● **Exercise goal**
Reply with nothing except the number of lines that contain the word "Clear".

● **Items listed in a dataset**
## begin

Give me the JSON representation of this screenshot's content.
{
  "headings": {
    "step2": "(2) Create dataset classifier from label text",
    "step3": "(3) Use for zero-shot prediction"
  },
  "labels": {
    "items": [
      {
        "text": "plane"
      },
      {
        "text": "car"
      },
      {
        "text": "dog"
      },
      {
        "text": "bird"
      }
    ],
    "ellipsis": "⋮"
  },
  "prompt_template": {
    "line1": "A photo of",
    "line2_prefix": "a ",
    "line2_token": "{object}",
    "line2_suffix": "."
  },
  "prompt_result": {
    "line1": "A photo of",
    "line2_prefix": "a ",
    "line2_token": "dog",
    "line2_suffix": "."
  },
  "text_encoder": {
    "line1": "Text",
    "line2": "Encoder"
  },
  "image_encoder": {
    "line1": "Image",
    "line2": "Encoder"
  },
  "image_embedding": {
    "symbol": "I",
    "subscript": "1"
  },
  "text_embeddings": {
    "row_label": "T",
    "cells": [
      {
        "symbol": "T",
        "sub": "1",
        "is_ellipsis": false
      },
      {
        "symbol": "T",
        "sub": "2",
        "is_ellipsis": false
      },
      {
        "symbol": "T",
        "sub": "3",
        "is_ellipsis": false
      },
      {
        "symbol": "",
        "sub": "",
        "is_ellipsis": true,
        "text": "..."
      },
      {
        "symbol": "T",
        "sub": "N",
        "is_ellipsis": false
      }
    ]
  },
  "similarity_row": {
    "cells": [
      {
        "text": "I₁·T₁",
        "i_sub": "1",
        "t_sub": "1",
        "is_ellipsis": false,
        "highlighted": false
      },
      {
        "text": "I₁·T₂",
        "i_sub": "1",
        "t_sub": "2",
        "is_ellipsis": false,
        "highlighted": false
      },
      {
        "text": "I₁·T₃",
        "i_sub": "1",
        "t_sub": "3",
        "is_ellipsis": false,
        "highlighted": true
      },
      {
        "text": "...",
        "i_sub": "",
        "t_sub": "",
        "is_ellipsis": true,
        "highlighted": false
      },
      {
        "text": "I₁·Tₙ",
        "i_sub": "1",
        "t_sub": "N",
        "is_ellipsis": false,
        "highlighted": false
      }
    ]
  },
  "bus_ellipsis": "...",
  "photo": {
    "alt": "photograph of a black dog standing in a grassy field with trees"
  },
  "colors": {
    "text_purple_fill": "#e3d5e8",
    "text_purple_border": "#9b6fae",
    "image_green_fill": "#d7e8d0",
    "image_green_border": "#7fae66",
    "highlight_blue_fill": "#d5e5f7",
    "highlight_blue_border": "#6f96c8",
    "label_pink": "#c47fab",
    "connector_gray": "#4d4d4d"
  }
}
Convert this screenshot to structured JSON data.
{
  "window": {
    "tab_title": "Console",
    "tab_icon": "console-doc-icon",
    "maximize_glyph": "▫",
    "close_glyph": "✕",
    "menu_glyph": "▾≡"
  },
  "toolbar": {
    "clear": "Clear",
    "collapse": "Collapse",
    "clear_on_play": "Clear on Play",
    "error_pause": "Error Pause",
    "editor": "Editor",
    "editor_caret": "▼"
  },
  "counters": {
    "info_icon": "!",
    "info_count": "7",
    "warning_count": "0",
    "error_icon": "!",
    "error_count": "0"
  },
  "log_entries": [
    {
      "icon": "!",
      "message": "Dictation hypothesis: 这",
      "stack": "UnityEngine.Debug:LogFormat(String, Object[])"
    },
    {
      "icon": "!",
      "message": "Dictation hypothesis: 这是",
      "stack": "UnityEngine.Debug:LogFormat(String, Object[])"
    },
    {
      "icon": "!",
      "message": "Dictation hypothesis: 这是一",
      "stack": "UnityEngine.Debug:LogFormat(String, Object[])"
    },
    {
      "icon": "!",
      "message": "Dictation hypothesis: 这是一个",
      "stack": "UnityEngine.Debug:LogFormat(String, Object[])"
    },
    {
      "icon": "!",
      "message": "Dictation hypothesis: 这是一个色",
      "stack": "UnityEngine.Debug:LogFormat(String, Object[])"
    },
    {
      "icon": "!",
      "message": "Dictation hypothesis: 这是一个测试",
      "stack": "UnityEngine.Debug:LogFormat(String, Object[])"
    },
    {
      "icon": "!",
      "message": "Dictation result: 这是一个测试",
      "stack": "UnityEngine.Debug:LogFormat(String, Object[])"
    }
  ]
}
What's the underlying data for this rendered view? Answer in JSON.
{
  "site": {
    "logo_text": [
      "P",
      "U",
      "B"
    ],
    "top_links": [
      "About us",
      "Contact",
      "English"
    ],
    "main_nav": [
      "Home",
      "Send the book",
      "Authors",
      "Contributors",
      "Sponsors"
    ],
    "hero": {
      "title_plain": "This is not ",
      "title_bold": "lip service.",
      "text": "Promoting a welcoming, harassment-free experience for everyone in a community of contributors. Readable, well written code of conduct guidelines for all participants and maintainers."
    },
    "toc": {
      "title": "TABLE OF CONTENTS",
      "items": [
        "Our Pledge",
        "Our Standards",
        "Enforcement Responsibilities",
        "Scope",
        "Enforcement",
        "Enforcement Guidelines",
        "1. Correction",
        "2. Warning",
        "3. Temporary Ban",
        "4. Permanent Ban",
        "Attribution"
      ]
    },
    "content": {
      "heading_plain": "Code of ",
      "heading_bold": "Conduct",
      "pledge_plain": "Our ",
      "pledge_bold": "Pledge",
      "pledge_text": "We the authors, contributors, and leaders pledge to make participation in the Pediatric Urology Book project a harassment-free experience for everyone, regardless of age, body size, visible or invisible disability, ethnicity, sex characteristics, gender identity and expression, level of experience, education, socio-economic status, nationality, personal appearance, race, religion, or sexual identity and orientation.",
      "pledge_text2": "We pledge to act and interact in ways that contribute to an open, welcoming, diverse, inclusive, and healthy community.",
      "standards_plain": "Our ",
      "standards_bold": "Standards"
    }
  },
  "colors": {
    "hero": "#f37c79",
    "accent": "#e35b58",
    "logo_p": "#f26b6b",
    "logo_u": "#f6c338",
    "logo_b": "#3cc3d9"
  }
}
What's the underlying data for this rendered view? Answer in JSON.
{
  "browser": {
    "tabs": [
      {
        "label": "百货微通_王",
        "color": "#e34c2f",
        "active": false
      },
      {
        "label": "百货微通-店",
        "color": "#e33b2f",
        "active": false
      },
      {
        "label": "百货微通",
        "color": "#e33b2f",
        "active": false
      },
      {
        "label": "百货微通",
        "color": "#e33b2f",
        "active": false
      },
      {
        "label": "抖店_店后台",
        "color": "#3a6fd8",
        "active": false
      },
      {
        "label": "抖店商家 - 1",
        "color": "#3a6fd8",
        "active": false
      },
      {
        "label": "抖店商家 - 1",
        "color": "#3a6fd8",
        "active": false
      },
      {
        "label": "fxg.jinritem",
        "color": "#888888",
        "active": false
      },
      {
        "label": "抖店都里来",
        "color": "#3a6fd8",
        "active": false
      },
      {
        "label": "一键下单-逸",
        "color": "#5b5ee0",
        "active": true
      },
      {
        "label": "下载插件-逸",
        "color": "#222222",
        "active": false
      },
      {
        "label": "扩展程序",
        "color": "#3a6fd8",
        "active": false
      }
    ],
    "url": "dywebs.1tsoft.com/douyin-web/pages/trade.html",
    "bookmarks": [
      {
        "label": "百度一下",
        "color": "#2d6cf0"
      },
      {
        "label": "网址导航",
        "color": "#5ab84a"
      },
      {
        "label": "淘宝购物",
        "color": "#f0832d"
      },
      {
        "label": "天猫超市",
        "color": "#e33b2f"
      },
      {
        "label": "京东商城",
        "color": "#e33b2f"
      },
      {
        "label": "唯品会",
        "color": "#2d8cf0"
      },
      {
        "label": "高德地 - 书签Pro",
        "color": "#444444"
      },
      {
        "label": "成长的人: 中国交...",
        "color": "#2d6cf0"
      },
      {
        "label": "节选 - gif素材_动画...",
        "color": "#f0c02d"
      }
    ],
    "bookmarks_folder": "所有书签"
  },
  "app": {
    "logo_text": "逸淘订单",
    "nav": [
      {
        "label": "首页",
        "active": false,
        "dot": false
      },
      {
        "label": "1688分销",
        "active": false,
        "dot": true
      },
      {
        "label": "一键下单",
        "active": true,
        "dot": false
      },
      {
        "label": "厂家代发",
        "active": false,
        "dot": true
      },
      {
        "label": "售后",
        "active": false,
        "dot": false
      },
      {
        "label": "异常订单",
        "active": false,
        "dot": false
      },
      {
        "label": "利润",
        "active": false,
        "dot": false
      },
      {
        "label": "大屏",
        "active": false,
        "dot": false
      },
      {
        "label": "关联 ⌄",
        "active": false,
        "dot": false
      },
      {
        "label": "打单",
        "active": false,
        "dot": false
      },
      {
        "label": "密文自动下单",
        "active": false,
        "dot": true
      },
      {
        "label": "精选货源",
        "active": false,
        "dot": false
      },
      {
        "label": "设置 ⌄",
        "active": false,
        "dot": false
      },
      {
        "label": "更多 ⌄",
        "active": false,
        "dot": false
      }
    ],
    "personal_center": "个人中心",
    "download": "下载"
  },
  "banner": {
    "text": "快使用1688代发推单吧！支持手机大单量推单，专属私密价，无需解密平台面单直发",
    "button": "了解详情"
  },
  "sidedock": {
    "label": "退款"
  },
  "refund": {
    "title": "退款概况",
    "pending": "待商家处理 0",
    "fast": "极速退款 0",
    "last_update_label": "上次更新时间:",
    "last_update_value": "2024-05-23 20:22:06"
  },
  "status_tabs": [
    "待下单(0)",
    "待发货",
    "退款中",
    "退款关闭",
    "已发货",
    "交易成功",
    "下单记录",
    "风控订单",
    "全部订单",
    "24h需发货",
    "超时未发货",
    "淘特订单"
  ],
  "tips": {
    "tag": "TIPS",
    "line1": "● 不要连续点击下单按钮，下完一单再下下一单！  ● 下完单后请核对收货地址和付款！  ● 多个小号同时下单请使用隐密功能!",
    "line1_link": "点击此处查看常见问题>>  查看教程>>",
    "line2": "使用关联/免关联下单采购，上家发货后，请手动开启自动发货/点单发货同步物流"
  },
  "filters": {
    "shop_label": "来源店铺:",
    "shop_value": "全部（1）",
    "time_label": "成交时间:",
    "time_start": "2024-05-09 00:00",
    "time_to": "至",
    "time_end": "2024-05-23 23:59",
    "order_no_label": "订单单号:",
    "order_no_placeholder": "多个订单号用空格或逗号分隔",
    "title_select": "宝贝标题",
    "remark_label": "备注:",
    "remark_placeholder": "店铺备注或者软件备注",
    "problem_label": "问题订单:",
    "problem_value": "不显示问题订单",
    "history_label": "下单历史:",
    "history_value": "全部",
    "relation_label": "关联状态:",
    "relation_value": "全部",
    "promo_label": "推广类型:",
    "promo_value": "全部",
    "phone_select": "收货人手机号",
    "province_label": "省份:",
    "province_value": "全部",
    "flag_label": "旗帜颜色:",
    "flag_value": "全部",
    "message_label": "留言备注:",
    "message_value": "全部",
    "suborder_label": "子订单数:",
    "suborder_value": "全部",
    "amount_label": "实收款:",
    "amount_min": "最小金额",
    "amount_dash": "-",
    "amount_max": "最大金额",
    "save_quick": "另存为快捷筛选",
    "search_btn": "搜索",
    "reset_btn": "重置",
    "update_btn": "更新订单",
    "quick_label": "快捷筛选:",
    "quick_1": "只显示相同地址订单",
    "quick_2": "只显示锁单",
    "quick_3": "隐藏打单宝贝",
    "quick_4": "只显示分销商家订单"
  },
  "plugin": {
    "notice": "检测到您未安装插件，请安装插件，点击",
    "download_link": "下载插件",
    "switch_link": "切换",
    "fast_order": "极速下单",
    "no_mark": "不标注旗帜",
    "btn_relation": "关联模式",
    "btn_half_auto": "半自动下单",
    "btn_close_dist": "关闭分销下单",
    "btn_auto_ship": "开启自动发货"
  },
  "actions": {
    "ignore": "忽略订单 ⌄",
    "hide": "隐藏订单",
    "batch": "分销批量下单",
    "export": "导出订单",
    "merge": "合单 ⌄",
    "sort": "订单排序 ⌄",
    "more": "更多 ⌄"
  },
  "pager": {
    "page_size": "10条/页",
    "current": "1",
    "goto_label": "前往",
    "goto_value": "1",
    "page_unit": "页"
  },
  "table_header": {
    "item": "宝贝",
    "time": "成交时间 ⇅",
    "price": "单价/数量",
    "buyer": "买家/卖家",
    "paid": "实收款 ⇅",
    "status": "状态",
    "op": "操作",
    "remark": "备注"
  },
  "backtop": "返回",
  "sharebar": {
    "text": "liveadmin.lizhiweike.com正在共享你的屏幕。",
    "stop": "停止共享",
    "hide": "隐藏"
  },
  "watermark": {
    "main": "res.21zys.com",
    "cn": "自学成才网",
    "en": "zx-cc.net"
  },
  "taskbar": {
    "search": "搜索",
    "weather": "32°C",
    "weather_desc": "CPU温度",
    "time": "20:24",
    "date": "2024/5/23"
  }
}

## end

● **Task output**
2